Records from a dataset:

==============================

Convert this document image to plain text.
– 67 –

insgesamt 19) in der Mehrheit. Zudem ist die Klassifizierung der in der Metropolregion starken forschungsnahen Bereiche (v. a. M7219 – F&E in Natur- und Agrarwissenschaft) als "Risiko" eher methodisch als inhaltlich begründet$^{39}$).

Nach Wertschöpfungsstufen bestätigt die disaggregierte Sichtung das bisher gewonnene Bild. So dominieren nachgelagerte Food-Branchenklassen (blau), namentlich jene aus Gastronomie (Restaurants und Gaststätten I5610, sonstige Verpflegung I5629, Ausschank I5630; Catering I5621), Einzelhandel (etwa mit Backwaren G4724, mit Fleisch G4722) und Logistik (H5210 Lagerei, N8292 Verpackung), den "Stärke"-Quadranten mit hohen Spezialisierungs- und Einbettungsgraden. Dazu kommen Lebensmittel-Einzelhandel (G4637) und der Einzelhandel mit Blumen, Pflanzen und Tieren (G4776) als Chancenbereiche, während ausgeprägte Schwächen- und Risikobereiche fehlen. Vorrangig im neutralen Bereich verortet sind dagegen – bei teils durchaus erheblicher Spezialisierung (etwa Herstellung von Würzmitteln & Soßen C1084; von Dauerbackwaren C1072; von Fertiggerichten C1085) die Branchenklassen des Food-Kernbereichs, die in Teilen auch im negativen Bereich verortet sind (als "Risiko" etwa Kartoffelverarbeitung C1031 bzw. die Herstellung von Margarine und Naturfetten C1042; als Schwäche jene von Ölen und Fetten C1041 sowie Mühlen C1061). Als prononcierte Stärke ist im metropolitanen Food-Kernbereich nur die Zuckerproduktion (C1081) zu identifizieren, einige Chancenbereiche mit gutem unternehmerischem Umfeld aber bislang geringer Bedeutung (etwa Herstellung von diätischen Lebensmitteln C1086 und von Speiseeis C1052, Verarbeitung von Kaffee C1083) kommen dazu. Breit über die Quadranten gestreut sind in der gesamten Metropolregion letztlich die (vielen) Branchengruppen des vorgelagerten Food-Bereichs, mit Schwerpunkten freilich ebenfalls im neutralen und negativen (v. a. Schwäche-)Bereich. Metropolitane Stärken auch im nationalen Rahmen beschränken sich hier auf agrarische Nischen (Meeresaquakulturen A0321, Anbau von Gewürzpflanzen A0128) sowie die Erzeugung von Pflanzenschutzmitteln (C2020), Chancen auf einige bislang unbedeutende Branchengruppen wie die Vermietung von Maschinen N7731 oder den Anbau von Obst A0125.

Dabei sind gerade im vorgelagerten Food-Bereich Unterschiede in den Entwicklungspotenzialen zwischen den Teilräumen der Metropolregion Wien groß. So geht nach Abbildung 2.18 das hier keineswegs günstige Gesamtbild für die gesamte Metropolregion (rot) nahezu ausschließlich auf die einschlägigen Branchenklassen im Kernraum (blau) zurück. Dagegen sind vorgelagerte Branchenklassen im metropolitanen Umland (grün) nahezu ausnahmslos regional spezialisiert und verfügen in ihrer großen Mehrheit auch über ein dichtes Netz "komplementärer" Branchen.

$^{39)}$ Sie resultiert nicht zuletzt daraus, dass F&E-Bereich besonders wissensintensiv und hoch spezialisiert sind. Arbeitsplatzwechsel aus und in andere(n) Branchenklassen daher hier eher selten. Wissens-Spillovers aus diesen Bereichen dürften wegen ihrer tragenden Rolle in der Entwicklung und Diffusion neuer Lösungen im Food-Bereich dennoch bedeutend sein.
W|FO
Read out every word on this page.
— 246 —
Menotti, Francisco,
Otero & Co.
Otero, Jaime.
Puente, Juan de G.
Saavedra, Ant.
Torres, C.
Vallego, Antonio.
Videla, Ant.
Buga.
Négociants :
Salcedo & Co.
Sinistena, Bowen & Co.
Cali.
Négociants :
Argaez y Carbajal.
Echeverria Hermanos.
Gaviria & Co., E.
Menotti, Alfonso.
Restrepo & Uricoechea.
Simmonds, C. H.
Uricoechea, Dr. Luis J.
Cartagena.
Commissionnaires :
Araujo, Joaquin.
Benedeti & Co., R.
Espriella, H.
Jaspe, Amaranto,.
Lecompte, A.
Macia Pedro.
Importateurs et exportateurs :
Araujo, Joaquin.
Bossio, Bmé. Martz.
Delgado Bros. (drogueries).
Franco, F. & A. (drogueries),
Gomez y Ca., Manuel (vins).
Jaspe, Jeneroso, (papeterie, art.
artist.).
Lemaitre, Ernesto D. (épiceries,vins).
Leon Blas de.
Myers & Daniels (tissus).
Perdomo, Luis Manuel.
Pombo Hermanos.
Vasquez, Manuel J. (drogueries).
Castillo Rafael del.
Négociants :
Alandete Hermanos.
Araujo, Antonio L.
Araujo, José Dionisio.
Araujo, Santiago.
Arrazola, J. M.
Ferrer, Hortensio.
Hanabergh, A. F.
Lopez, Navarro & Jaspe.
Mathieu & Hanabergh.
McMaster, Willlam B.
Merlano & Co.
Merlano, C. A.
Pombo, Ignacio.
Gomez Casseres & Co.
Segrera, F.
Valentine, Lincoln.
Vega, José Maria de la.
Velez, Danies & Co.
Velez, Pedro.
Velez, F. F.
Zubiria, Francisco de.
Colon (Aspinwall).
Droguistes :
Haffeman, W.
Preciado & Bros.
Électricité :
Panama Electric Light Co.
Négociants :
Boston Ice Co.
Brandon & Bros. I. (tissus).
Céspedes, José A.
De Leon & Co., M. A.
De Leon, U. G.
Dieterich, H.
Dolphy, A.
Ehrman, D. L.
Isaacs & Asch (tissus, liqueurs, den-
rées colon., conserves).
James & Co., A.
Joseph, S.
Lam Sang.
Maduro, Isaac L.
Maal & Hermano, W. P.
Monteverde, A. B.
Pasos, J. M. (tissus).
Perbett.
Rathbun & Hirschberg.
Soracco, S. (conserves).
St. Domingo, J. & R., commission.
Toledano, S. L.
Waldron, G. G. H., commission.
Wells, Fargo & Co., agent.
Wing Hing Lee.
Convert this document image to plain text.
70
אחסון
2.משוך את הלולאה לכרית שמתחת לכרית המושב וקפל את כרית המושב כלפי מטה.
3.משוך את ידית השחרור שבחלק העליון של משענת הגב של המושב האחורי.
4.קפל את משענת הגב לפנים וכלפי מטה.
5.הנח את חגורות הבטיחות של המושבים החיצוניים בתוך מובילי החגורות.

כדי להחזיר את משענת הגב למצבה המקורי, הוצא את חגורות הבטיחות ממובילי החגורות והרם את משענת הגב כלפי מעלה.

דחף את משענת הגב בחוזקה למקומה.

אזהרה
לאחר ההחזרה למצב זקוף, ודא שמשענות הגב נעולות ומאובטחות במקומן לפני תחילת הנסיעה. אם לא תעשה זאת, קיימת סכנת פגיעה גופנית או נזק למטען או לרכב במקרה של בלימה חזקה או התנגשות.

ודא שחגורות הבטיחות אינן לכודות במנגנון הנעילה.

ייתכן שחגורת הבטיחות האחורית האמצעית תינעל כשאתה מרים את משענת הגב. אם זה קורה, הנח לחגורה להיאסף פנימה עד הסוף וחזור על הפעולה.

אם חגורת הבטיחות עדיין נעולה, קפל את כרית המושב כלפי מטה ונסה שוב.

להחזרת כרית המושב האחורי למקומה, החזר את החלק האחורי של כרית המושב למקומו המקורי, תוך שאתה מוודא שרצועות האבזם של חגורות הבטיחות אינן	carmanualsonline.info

==============================

▶ [Your instructions]:
Your task is to print all of the records exactly.

▶ [Finished exercise]:
Convert this document image to plain text.
– 67 –

insgesamt 19) in der Mehrheit. Zudem ist die Klassifizierung der in der Metropolregion starken forschungsnahen Bereiche (v. a. M7219 – F&E in Natur- und Agrarwissenschaft) als "Risiko" eher methodisch als inhaltlich begründet$^{39}$).

Nach Wertschöpfungsstufen bestätigt die disaggregierte Sichtung das bisher gewonnene Bild. So dominieren nachgelagerte Food-Branchenklassen (blau), namentlich jene aus Gastronomie (Restaurants und Gaststätten I5610, sonstige Verpflegung I5629, Ausschank I5630; Catering I5621), Einzelhandel (etwa mit Backwaren G4724, mit Fleisch G4722) und Logistik (H5210 Lagerei, N8292 Verpackung), den "Stärke"-Quadranten mit hohen Spezialisierungs- und Einbettungsgraden. Dazu kommen Lebensmittel-Einzelhandel (G4637) und der Einzelhandel mit Blumen, Pflanzen und Tieren (G4776) als Chancenbereiche, während ausgeprägte Schwächen- und Risikobereiche fehlen. Vorrangig im neutralen Bereich verortet sind dagegen – bei teils durchaus erheblicher Spezialisierung (etwa Herstellung von Würzmitteln & Soßen C1084; von Dauerbackwaren C1072; von Fertiggerichten C1085) die Branchenklassen des Food-Kernbereichs, die in Teilen auch im negativen Bereich verortet sind (als "Risiko" etwa Kartoffelverarbeitung C1031 bzw. die Herstellung von Margarine und Naturfetten C1042; als Schwäche jene von Ölen und Fetten C1041 sowie Mühlen C1061). Als prononcierte Stärke ist im metropolitanen Food-Kernbereich nur die Zuckerproduktion (C1081) zu identifizieren, einige Chancenbereiche mit gutem unternehmerischem Umfeld aber bislang geringer Bedeutung (etwa Herstellung von diätischen Lebensmitteln C1086 und von Speiseeis C1052, Verarbeitung von Kaffee C1083) kommen dazu. Breit über die Quadranten gestreut sind in der gesamten Metropolregion letztlich die (vielen) Branchengruppen des vorgelagerten Food-Bereichs, mit Schwerpunkten freilich ebenfalls im neutralen und negativen (v. a. Schwäche-)Bereich. Metropolitane Stärken auch im nationalen Rahmen beschränken sich hier auf agrarische Nischen (Meeresaquakulturen A0321, Anbau von Gewürzpflanzen A0128) sowie die Erzeugung von Pflanzenschutzmitteln (C2020), Chancen auf einige bislang unbedeutende Branchengruppen wie die Vermietung von Maschinen N7731 oder den Anbau von Obst A0125.

Dabei sind gerade im vorgelagerten Food-Bereich Unterschiede in den Entwicklungspotenzialen zwischen den Teilräumen der Metropolregion Wien groß. So geht nach Abbildung 2.18 das hier keineswegs günstige Gesamtbild für die gesamte Metropolregion (rot) nahezu ausschließlich auf die einschlägigen Branchenklassen im Kernraum (blau) zurück. Dagegen sind vorgelagerte Branchenklassen im metropolitanen Umland (grün) nahezu ausnahmslos regional spezialisiert und verfügen in ihrer großen Mehrheit auch über ein dichtes Netz "komplementärer" Branchen.

$^{39)}$ Sie resultiert nicht zuletzt daraus, dass F&E-Bereich besonders wissensintensiv und hoch spezialisiert sind. Arbeitsplatzwechsel aus und in andere(n) Branchenklassen daher hier eher selten. Wissens-Spillovers aus diesen Bereichen dürften wegen ihrer tragenden Rolle in der Entwicklung und Diffusion neuer Lösungen im Food-Bereich dennoch bedeutend sein.
W|FO
Read out every word on this page.
— 246 —
Menotti, Francisco,
Otero & Co.
Otero, Jaime.
Puente, Juan de G.
Saavedra, Ant.
Torres, C.
Vallego, Antonio.
Videla, Ant.
Buga.
Négociants :
Salcedo & Co.
Sinistena, Bowen & Co.
Cali.
Négociants :
Argaez y Carbajal.
Echeverria Hermanos.
Gaviria & Co., E.
Menotti, Alfonso.
Restrepo & Uricoechea.
Simmonds, C. H.
Uricoechea, Dr. Luis J.
Cartagena.
Commissionnaires :
Araujo, Joaquin.
Benedeti & Co., R.
Espriella, H.
Jaspe, Amaranto,.
Lecompte, A.
Macia Pedro.
Importateurs et exportateurs :
Araujo, Joaquin.
Bossio, Bmé. Martz.
Delgado Bros. (drogueries).
Franco, F. & A. (drogueries),
Gomez y Ca., Manuel (vins).
Jaspe, Jeneroso, (papeterie, art.
artist.).
Lemaitre, Ernesto D. (épiceries,vins).
Leon Blas de.
Myers & Daniels (tissus).
Perdomo, Luis Manuel.
Pombo Hermanos.
Vasquez, Manuel J. (drogueries).
Castillo Rafael del.
Négociants :
Alandete Hermanos.
Araujo, Antonio L.
Araujo, José Dionisio.
Araujo, Santiago.
Arrazola, J. M.
Ferrer, Hortensio.
Hanabergh, A. F.
Lopez, Navarro & Jaspe.
Mathieu & Hanabergh.
McMaster, Willlam B.
Merlano & Co.
Merlano, C. A.
Pombo, Ignacio.
Gomez Casseres & Co.
Segrera, F.
Valentine, Lincoln.
Vega, José Maria de la.
Velez, Danies & Co.
Velez, Pedro.
Velez, F. F.
Zubiria, Francisco de.
Colon (Aspinwall).
Droguistes :
Haffeman, W.
Preciado & Bros.
Électricité :
Panama Electric Light Co.
Négociants :
Boston Ice Co.
Brandon & Bros. I. (tissus).
Céspedes, José A.
De Leon & Co., M. A.
De Leon, U. G.
Dieterich, H.
Dolphy, A.
Ehrman, D. L.
Isaacs & Asch (tissus, liqueurs, den-
rées colon., conserves).
James & Co., A.
Joseph, S.
Lam Sang.
Maduro, Isaac L.
Maal & Hermano, W. P.
Monteverde, A. B.
Pasos, J. M. (tissus).
Perbett.
Rathbun & Hirschberg.
Soracco, S. (conserves).
St. Domingo, J. & R., commission.
Toledano, S. L.
Waldron, G. G. H., commission.
Wells, Fargo & Co., agent.
Wing Hing Lee.
Convert this document image to plain text.
70
אחסון
2.משוך את הלולאה לכרית שמתחת לכרית המושב וקפל את כרית המושב כלפי מטה.
3.משוך את ידית השחרור שבחלק העליון של משענת הגב של המושב האחורי.
4.קפל את משענת הגב לפנים וכלפי מטה.
5.הנח את חגורות הבטיחות של המושבים החיצוניים בתוך מובילי החגורות.

כדי להחזיר את משענת הגב למצבה המקורי, הוצא את חגורות הבטיחות ממובילי החגורות והרם את משענת הגב כלפי מעלה.

דחף את משענת הגב בחוזקה למקומה.

אזהרה
לאחר ההחזרה למצב זקוף, ודא שמשענות הגב נעולות ומאובטחות במקומן לפני תחילת הנסיעה. אם לא תעשה זאת, קיימת סכנת פגיעה גופנית או נזק למטען או לרכב במקרה של בלימה חזקה או התנגשות.

ודא שחגורות הבטיחות אינן לכודות במנגנון הנעילה.

ייתכן שחגורת הבטיחות האחורית האמצעית תינעל כשאתה מרים את משענת הגב. אם זה קורה, הנח לחגורה להיאסף פנימה עד הסוף וחזור על הפעולה.

אם חגורת הבטיחות עדיין נעולה, קפל את כרית המושב כלפי מטה ונסה שוב.

להחזרת כרית המושב האחורי למקומה, החזר את החלק האחורי של כרית המושב למקומו המקורי, תוך שאתה מוודא שרצועות האבזם של חגורות הבטיחות אינן	carmanualsonline.info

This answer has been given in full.